* GIVEN TASK
How many lines in the records below hold the string "subtitle"? Answer with the number alone.

* EXTRACTED ENTRIES

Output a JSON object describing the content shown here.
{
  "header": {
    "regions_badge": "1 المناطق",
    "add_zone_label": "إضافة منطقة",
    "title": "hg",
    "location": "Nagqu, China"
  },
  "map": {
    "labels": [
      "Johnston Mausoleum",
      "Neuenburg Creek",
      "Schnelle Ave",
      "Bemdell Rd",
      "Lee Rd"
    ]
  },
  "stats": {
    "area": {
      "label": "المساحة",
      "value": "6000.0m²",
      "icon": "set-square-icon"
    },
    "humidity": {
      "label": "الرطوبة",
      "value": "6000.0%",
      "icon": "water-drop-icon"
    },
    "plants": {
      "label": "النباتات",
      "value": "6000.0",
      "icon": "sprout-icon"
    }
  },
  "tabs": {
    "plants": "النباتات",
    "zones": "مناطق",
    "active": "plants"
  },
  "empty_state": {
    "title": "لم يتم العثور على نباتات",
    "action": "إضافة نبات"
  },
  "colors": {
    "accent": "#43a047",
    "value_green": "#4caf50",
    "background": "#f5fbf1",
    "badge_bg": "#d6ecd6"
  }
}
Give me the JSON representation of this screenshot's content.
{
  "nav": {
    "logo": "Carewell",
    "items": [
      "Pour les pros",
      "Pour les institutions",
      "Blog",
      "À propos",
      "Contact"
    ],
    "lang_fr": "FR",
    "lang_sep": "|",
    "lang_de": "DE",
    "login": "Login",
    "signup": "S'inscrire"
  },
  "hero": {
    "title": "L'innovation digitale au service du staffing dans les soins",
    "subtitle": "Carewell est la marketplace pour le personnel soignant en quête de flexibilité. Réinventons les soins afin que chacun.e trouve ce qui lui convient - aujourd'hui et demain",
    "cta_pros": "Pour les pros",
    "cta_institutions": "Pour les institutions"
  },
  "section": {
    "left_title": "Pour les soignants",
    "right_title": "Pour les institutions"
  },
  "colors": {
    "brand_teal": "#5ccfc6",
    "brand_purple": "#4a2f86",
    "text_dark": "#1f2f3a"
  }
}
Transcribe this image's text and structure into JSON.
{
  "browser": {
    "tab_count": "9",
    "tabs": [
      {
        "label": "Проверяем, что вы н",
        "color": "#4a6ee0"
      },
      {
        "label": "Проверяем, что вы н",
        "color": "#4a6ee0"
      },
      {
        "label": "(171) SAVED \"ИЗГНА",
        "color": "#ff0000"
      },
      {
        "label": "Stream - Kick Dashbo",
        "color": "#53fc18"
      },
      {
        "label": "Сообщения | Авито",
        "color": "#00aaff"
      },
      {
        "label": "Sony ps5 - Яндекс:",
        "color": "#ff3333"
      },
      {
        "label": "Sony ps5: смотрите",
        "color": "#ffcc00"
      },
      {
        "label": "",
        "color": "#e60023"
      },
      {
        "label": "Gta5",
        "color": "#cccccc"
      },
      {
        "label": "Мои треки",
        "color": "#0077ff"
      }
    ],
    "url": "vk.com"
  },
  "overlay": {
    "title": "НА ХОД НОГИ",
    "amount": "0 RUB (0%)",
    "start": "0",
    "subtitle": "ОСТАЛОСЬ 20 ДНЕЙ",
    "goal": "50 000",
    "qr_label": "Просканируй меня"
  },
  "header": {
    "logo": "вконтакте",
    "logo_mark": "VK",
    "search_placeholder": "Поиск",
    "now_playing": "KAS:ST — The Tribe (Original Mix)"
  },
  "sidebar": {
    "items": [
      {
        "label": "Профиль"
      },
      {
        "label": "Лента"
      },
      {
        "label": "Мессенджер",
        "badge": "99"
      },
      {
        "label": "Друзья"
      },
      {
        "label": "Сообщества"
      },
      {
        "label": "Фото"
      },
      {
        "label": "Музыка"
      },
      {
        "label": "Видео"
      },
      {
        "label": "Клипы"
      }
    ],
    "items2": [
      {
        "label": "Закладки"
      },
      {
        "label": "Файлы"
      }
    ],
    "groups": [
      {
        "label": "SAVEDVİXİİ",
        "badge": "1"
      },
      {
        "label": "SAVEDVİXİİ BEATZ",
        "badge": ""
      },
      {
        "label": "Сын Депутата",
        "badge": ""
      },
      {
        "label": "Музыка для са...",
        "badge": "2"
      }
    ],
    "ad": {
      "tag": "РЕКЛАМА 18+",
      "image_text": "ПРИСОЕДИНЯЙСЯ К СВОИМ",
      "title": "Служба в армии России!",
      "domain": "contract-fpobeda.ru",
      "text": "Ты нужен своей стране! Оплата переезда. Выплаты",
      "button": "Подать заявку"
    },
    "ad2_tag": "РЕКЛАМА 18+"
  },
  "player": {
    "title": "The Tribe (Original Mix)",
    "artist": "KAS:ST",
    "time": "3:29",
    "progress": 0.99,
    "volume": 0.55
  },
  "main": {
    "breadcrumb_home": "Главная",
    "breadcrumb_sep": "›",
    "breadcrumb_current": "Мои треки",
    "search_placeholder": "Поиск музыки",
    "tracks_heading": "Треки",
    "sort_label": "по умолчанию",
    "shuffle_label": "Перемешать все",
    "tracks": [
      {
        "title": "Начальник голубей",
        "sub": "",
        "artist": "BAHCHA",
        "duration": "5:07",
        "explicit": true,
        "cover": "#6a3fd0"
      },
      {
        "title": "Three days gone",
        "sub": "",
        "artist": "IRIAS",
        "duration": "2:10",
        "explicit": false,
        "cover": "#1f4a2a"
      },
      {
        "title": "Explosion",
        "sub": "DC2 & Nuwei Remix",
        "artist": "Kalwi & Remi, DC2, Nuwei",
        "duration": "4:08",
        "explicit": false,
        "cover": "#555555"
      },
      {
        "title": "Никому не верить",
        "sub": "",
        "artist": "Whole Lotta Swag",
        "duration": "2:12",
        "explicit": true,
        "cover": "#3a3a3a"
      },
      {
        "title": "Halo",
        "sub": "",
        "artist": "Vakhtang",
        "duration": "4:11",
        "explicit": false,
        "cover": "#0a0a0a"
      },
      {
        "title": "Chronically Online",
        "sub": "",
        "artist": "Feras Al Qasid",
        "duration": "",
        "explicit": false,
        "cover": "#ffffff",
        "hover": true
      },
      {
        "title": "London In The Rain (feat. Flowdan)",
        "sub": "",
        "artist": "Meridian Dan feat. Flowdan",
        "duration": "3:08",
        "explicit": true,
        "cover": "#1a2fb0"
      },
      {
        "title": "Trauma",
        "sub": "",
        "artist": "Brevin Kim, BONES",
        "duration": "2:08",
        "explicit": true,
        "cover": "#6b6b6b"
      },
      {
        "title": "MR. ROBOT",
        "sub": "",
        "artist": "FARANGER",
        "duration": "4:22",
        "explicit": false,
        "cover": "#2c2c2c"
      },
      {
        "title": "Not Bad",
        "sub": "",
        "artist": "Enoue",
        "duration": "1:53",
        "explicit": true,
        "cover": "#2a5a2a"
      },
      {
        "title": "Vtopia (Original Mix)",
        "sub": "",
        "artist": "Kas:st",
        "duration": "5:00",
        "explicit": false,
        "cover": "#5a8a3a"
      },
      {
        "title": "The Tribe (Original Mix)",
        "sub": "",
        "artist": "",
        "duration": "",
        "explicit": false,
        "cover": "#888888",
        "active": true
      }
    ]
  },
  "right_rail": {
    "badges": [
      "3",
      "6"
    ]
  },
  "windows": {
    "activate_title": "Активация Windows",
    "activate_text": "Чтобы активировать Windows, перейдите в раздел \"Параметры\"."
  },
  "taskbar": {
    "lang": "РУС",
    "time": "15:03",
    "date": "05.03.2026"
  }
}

* OUTPUT FOR THIS TASK
2